**Written request 1**
In the records, starting at the first line and ending at the line that contains "red-arrow-pointer-icon — [640, 593, 740, 613]", change "status-dot-icon" to "status-indicator-icon" and leave everything else unchanged. Give only those lines.

**Text excerpt**
-- start --
# Fx5 air problem



## Yan7gin (Oct 7, 2011)

I need to prime my Fx5 after 8 to 10 hours becaus is full of air and make lots of micro bubble in my tank? Before it was doing thats when i put some polishing pad in and if i dont change them after a week, but now i remove all poliching pad and replace it by peat moss. Thats the only thing i change in the filter and now its full of air after 8 or 10 hours ???????


----------



## tony1928 (Apr 22, 2010)

That's pretty odd. I'm running 4 of them and I've never had that problem. Perhaps there is air getting into the system somewhere, ie. a gasket ring, a hose connection, etc...


----------



## Yan7gin (Oct 7, 2011)

No i check every hoses and i did undo the cap and check all the ring and they was fine. Thats why i don't realy know what going on!!!!


----------



## gklaw (May 31, 2010)
-- end --
**Entries**
-- start --
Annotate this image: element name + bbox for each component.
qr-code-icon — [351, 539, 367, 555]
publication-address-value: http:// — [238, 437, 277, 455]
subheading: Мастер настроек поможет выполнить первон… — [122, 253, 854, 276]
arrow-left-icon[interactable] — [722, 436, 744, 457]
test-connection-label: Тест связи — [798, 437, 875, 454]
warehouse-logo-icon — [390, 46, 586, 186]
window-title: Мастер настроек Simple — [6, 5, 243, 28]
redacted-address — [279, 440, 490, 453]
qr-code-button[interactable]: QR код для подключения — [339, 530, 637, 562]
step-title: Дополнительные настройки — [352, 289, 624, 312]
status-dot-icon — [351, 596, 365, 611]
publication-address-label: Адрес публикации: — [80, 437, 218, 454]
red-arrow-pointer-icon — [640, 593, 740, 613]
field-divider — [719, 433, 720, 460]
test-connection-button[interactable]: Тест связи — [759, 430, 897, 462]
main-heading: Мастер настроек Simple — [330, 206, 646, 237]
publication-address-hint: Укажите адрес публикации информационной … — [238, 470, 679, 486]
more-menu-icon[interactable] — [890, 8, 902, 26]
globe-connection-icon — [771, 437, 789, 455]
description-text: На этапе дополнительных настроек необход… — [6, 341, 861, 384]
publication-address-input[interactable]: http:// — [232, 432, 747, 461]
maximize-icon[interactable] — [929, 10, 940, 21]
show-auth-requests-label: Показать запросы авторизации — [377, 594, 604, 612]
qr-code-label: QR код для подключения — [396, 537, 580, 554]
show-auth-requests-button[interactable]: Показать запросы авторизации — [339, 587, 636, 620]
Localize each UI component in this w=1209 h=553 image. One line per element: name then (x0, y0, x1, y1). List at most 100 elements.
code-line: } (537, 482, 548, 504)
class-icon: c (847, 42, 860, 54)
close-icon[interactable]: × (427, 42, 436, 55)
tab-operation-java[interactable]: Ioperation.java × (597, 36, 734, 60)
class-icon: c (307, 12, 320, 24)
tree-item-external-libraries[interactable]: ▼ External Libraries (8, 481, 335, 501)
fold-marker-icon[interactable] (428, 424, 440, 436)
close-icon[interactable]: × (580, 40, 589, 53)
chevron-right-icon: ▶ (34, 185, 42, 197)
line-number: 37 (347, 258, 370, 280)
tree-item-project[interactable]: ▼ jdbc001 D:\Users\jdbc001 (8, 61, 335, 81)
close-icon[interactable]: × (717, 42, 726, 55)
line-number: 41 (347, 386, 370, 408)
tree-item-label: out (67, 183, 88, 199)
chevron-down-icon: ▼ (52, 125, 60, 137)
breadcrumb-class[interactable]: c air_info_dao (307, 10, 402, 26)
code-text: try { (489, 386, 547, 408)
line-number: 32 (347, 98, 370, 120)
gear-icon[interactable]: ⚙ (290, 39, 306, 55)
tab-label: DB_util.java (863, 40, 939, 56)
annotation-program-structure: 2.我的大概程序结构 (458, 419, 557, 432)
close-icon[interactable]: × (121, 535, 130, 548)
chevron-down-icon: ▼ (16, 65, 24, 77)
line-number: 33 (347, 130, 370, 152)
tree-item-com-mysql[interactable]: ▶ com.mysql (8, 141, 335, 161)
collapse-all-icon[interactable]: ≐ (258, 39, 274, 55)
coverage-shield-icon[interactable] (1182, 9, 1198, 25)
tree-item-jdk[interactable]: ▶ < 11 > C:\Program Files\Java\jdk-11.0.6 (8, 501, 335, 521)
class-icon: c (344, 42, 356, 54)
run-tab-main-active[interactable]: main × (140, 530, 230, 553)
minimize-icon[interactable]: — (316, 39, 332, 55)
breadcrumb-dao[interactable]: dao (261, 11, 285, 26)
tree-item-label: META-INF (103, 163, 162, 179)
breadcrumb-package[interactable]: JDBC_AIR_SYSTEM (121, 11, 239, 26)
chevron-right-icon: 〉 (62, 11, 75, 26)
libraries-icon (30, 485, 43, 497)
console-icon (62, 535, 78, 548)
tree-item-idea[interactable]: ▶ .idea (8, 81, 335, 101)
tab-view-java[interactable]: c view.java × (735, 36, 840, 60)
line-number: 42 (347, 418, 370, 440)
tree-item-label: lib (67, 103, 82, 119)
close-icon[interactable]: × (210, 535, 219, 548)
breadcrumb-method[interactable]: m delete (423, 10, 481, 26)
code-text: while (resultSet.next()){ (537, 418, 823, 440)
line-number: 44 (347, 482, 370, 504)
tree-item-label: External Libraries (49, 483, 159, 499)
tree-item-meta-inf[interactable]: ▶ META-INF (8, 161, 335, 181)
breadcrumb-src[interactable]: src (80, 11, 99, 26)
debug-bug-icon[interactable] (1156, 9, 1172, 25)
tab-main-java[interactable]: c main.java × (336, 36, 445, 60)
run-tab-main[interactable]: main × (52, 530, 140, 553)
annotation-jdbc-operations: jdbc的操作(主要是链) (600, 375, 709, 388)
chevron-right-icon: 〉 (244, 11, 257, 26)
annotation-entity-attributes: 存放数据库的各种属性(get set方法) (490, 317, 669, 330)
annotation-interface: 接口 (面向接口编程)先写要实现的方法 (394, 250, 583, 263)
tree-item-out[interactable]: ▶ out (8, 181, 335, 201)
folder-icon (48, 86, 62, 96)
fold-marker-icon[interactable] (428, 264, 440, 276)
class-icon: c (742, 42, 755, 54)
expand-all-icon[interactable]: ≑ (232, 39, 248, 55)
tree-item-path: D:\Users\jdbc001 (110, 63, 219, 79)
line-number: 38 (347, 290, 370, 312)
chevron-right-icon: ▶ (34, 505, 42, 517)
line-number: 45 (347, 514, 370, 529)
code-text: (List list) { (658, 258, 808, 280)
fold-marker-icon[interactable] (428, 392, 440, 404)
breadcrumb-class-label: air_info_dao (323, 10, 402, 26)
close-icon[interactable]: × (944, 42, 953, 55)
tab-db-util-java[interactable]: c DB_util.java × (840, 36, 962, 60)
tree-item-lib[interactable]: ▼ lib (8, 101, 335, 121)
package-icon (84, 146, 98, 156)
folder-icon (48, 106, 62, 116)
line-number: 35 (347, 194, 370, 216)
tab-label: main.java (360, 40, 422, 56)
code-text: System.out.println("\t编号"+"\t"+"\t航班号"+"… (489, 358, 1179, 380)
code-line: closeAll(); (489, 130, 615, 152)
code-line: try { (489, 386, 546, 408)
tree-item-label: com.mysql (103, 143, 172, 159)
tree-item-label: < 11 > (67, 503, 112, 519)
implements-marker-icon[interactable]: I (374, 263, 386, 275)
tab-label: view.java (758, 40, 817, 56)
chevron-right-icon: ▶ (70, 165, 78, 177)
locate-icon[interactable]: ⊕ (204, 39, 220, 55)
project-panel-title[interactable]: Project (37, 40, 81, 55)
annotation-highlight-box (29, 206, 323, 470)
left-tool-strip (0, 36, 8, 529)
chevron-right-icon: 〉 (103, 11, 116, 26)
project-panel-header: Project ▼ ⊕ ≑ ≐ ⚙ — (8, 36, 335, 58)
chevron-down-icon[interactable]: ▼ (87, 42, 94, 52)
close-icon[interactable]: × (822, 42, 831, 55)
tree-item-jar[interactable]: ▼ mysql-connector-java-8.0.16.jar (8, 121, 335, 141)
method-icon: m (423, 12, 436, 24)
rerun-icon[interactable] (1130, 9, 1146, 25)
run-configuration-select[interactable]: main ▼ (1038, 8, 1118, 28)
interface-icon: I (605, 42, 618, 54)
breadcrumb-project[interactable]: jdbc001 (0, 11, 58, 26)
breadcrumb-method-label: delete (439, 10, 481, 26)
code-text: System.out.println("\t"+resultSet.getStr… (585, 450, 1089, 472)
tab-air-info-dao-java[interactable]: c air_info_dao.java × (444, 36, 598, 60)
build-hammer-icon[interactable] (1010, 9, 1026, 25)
-- end --
**Written request 2**
Summarize the forum thread on the Fx5 air problem in three sentences.

**Full response 1**
Annotate this image: element name + bbox for each component.
qr-code-icon — [351, 539, 367, 555]
publication-address-value: http:// — [238, 437, 277, 455]
subheading: Мастер настроек поможет выполнить первон… — [122, 253, 854, 276]
arrow-left-icon[interactable] — [722, 436, 744, 457]
test-connection-label: Тест связи — [798, 437, 875, 454]
warehouse-logo-icon — [390, 46, 586, 186]
window-title: Мастер настроек Simple — [6, 5, 243, 28]
redacted-address — [279, 440, 490, 453]
qr-code-button[interactable]: QR код для подключения — [339, 530, 637, 562]
step-title: Дополнительные настройки — [352, 289, 624, 312]
status-indicator-icon — [351, 596, 365, 611]
publication-address-label: Адрес публикации: — [80, 437, 218, 454]
red-arrow-pointer-icon — [640, 593, 740, 613]

**Full response 2**
A user must prime an Fx5 filter every 8 to 10 hours because it fills with air and sends many micro bubbles into the tank. This first happened with polishing pads left in for more than a week, and it returned after the pads were replaced with peat moss. Another user, who runs four of these filters without the problem, suggested air might be entering at a gasket ring or hose connection, but the original poster had already checked the hoses and rings and found them fine.